((
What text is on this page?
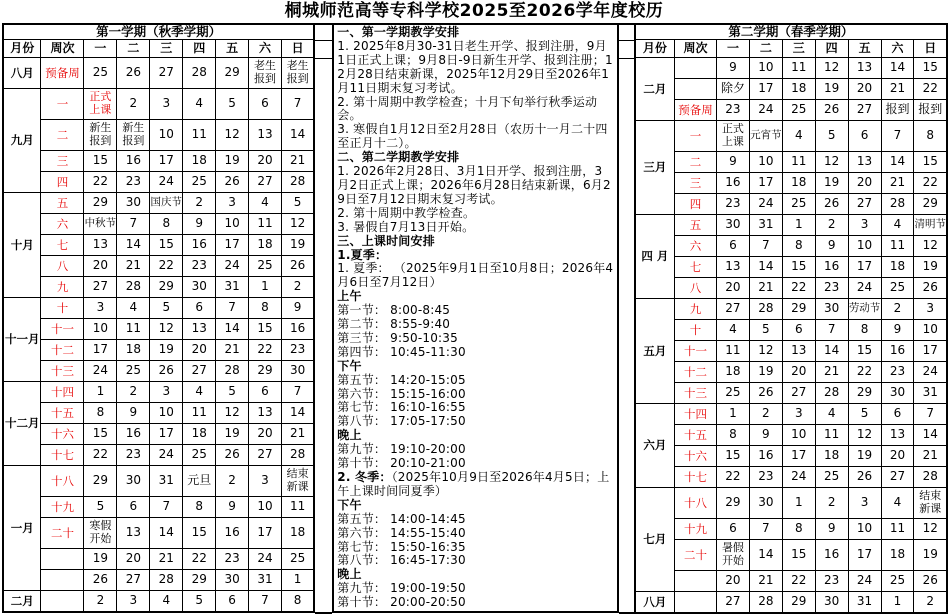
桐城师范高等专科学校2025至2026学年度校历
第一学期（秋季学期）								
月份	周次	一	二	三	四	五	六	日
八月	预备周	25	26	27	28	29	老生报到	老生报到
九月	一	正式上课	2	3	4	5	6	7
	二	新生报到	新生报到	10	11	12	13	14
	三	15	16	17	18	19	20	21
	四	22	23	24	25	26	27	28
十月	五	29	30	国庆节	2	3	4	5
	六	中秋节	7	8	9	10	11	12
	七	13	14	15	16	17	18	19
	八	20	21	22	23	24	25	26
	九	27	28	29	30	31	1	2
十一月	十	3	4	5	6	7	8	9
	十一	10	11	12	13	14	15	16
	十二	17	18	19	20	21	22	23
	十三	24	25	26	27	28	29	30
十二月	十四	1	2	3	4	5	6	7
	十五	8	9	10	11	12	13	14
	十六	15	16	17	18	19	20	21
	十七	22	23	24	25	26	27	28
一月	十八	29	30	31	元旦	2	3	结束新课
	十九	5	6	7	8	9	10	11
	二十	寒假开始	13	14	15	16	17	18
		19	20	21	22	23	24	25
		26	27	28	29	30	31	1
二月		2	3	4	5	6	7	8
一、第一学期教学安排
1. 2025年8月30-31日老生开学、报到注册，9月1日正式上课；9月8日-9日新生开学、报到注册；12月28日结束新课，2025年12月29日至2026年1月11日期末复习考试。
2. 第十周期中教学检查；十月下旬举行秋季运动会。
3. 寒假自1月12日至2月28日（农历十一月二十四至正月十二）。
二、第二学期教学安排
1. 2026年2月28日、3月1日开学、报到注册，3月2日正式上课；2026年6月28日结束新课，6月29日至7月12日期末复习考试。
2. 第十周期中教学检查。
3. 暑假自7月13日开始。
三、上课时间安排
1.夏季：
1. 夏季： （2025年9月1日至10月8日；2026年4月6日至7月12日）
上午
第一节： 8:00-8:45
第二节： 8:55-9:40
第三节： 9:50-10:35
第四节： 10:45-11:30
下午
第五节： 14:20-15:05
第六节： 15:15-16:00
第七节： 16:10-16:55
第八节： 17:05-17:50
晚上
第九节： 19:10-20:00
第十节： 20:10-21:00
2. 冬季：（2025年10月9日至2026年4月5日；上午上课时间同夏季）
下午
第五节： 14:00-14:45
第六节： 14:55-15:40
第七节： 15:50-16:35
第八节： 16:45-17:30
晚上
第九节： 19:00-19:50
第十节： 20:00-20:50
第二学期（春季学期）								
月份	周次	一	二	三	四	五	六	日
二月		9	10	11	12	13	14	15
		除夕	17	18	19	20	21	22
	预备周	23	24	25	26	27	报到	报到
三月	一	正式上课	元宵节	4	5	6	7	8
	二	9	10	11	12	13	14	15
	三	16	17	18	19	20	21	22
	四	23	24	25	26	27	28	29
四 月	五	30	31	1	2	3	4	清明节
	六	6	7	8	9	10	11	12
	七	13	14	15	16	17	18	19
	八	20	21	22	23	24	25	26
五月	九	27	28	29	30	劳动节	2	3
	十	4	5	6	7	8	9	10
	十一	11	12	13	14	15	16	17
	十二	18	19	20	21	22	23	24
	十三	25	26	27	28	29	30	31
六月	十四	1	2	3	4	5	6	7
	十五	8	9	10	11	12	13	14
	十六	15	16	17	18	19	20	21
	十七	22	23	24	25	26	27	28
七月	十八	29	30	1	2	3	4	结束新课
	十九	6	7	8	9	10	11	12
	二十	暑假开始	14	15	16	17	18	19
		20	21	22	23	24	25	26
八月		27	28	29	30	31	1	2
))
- Exercise -
Write out the full listing verbatim, excluding its pictures.

- Written solution -
What text is on this page?
桐城师范高等专科学校2025至2026学年度校历
第一学期（秋季学期）								
月份	周次	一	二	三	四	五	六	日
八月	预备周	25	26	27	28	29	老生报到	老生报到
九月	一	正式上课	2	3	4	5	6	7
	二	新生报到	新生报到	10	11	12	13	14
	三	15	16	17	18	19	20	21
	四	22	23	24	25	26	27	28
十月	五	29	30	国庆节	2	3	4	5
	六	中秋节	7	8	9	10	11	12
	七	13	14	15	16	17	18	19
	八	20	21	22	23	24	25	26
	九	27	28	29	30	31	1	2
十一月	十	3	4	5	6	7	8	9
	十一	10	11	12	13	14	15	16
	十二	17	18	19	20	21	22	23
	十三	24	25	26	27	28	29	30
十二月	十四	1	2	3	4	5	6	7
	十五	8	9	10	11	12	13	14
	十六	15	16	17	18	19	20	21
	十七	22	23	24	25	26	27	28
一月	十八	29	30	31	元旦	2	3	结束新课
	十九	5	6	7	8	9	10	11
	二十	寒假开始	13	14	15	16	17	18
		19	20	21	22	23	24	25
		26	27	28	29	30	31	1
二月		2	3	4	5	6	7	8
一、第一学期教学安排
1. 2025年8月30-31日老生开学、报到注册，9月1日正式上课；9月8日-9日新生开学、报到注册；12月28日结束新课，2025年12月29日至2026年1月11日期末复习考试。
2. 第十周期中教学检查；十月下旬举行秋季运动会。
3. 寒假自1月12日至2月28日（农历十一月二十四至正月十二）。
二、第二学期教学安排
1. 2026年2月28日、3月1日开学、报到注册，3月2日正式上课；2026年6月28日结束新课，6月29日至7月12日期末复习考试。
2. 第十周期中教学检查。
3. 暑假自7月13日开始。
三、上课时间安排
1.夏季：
1. 夏季： （2025年9月1日至10月8日；2026年4月6日至7月12日）
上午
第一节： 8:00-8:45
第二节： 8:55-9:40
第三节： 9:50-10:35
第四节： 10:45-11:30
下午
第五节： 14:20-15:05
第六节： 15:15-16:00
第七节： 16:10-16:55
第八节： 17:05-17:50
晚上
第九节： 19:10-20:00
第十节： 20:10-21:00
2. 冬季：（2025年10月9日至2026年4月5日；上午上课时间同夏季）
下午
第五节： 14:00-14:45
第六节： 14:55-15:40
第七节： 15:50-16:35
第八节： 16:45-17:30
晚上
第九节： 19:00-19:50
第十节： 20:00-20:50
第二学期（春季学期）								
月份	周次	一	二	三	四	五	六	日
二月		9	10	11	12	13	14	15
		除夕	17	18	19	20	21	22
	预备周	23	24	25	26	27	报到	报到
三月	一	正式上课	元宵节	4	5	6	7	8
	二	9	10	11	12	13	14	15
	三	16	17	18	19	20	21	22
	四	23	24	25	26	27	28	29
四 月	五	30	31	1	2	3	4	清明节
	六	6	7	8	9	10	11	12
	七	13	14	15	16	17	18	19
	八	20	21	22	23	24	25	26
五月	九	27	28	29	30	劳动节	2	3
	十	4	5	6	7	8	9	10
	十一	11	12	13	14	15	16	17
	十二	18	19	20	21	22	23	24
	十三	25	26	27	28	29	30	31
六月	十四	1	2	3	4	5	6	7
	十五	8	9	10	11	12	13	14
	十六	15	16	17	18	19	20	21
	十七	22	23	24	25	26	27	28
七月	十八	29	30	1	2	3	4	结束新课
	十九	6	7	8	9	10	11	12
	二十	暑假开始	14	15	16	17	18	19
		20	21	22	23	24	25	26
八月		27	28	29	30	31	1	2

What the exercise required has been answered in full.